Collected data entries
━━━

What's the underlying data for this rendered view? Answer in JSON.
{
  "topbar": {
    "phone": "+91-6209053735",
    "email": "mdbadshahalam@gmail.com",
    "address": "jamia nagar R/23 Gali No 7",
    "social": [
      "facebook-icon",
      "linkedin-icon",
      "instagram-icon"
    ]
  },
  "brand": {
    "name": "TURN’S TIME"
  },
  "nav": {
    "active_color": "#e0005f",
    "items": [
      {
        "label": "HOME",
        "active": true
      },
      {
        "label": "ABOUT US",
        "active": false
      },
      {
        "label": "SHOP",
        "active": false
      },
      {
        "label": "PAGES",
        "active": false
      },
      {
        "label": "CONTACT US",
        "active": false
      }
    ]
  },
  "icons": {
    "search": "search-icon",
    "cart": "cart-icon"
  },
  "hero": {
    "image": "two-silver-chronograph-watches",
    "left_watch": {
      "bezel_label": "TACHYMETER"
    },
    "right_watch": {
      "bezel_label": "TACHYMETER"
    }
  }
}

━━━

### WHAT YOU WILL DO
Using the listing above, reproduce each line without omission.

### WRITTEN ANSWER
What's the underlying data for this rendered view? Answer in JSON.
{
  "topbar": {
    "phone": "+91-6209053735",
    "email": "mdbadshahalam@gmail.com",
    "address": "jamia nagar R/23 Gali No 7",
    "social": [
      "facebook-icon",
      "linkedin-icon",
      "instagram-icon"
    ]
  },
  "brand": {
    "name": "TURN’S TIME"
  },
  "nav": {
    "active_color": "#e0005f",
    "items": [
      {
        "label": "HOME",
        "active": true
      },
      {
        "label": "ABOUT US",
        "active": false
      },
      {
        "label": "SHOP",
        "active": false
      },
      {
        "label": "PAGES",
        "active": false
      },
      {
        "label": "CONTACT US",
        "active": false
      }
    ]
  },
  "icons": {
    "search": "search-icon",
    "cart": "cart-icon"
  },
  "hero": {
    "image": "two-silver-chronograph-watches",
    "left_watch": {
      "bezel_label": "TACHYMETER"
    },
    "right_watch": {
      "bezel_label": "TACHYMETER"
    }
  }
}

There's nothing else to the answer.